**STATED EXERCISE**.
Repeat every record below exactly, but leave out any pictures.

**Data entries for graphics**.
>>>
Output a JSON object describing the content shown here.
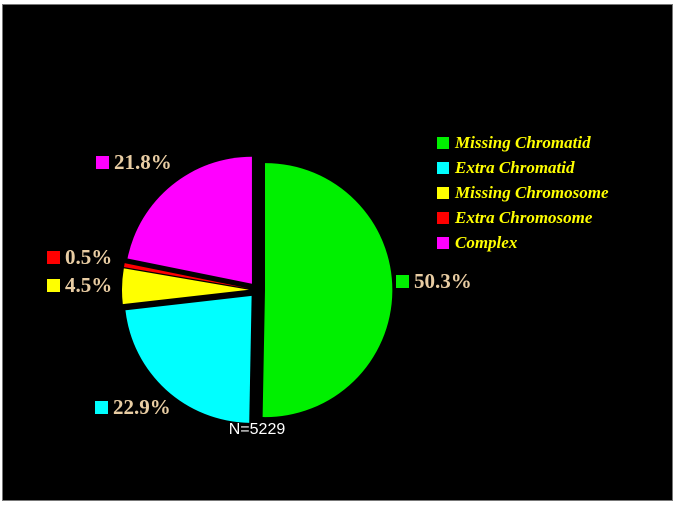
{
  "page": {
    "background": "#ffffff",
    "canvas_background": "#000000",
    "canvas_border_color": "#777777"
  },
  "chart_data": {
    "type": "pie",
    "title": "",
    "start_angle": "12 o'clock",
    "direction": "clockwise",
    "exploded": true,
    "legend_position": "right",
    "n_label": "N=5229",
    "n_label_color": "#ffffff",
    "pct_label_color": "#e9cda3",
    "legend_text_color": "#ffff00",
    "slices": [
      {
        "label": "Missing Chromatid",
        "value": 50.3,
        "pct_label": "50.3%",
        "color": "#00f000"
      },
      {
        "label": "Extra Chromatid",
        "value": 22.9,
        "pct_label": "22.9%",
        "color": "#00ffff"
      },
      {
        "label": "Missing Chromosome",
        "value": 4.5,
        "pct_label": "4.5%",
        "color": "#ffff00"
      },
      {
        "label": "Extra Chromosome",
        "value": 0.5,
        "pct_label": "0.5%",
        "color": "#ff0000"
      },
      {
        "label": "Complex",
        "value": 21.8,
        "pct_label": "21.8%",
        "color": "#ff00ff"
      }
    ]
  }
}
<<<
**ANSWER TO THE EXERCISE**.
Output a JSON object describing the content shown here.
{
  "page": {
    "background": "#ffffff",
    "canvas_background": "#000000",
    "canvas_border_color": "#777777"
  },
  "chart_data": {
    "type": "pie",
    "title": "",
    "start_angle": "12 o'clock",
    "direction": "clockwise",
    "exploded": true,
    "legend_position": "right",
    "n_label": "N=5229",
    "n_label_color": "#ffffff",
    "pct_label_color": "#e9cda3",
    "legend_text_color": "#ffff00",
    "slices": [
      {
        "label": "Missing Chromatid",
        "value": 50.3,
        "pct_label": "50.3%",
        "color": "#00f000"
      },
      {
        "label": "Extra Chromatid",
        "value": 22.9,
        "pct_label": "22.9%",
        "color": "#00ffff"
      },
      {
        "label": "Missing Chromosome",
        "value": 4.5,
        "pct_label": "4.5%",
        "color": "#ffff00"
      },
      {
        "label": "Extra Chromosome",
        "value": 0.5,
        "pct_label": "0.5%",
        "color": "#ff0000"
      },
      {
        "label": "Complex",
        "value": 21.8,
        "pct_label": "21.8%",
        "color": "#ff00ff"
      }
    ]
  }
}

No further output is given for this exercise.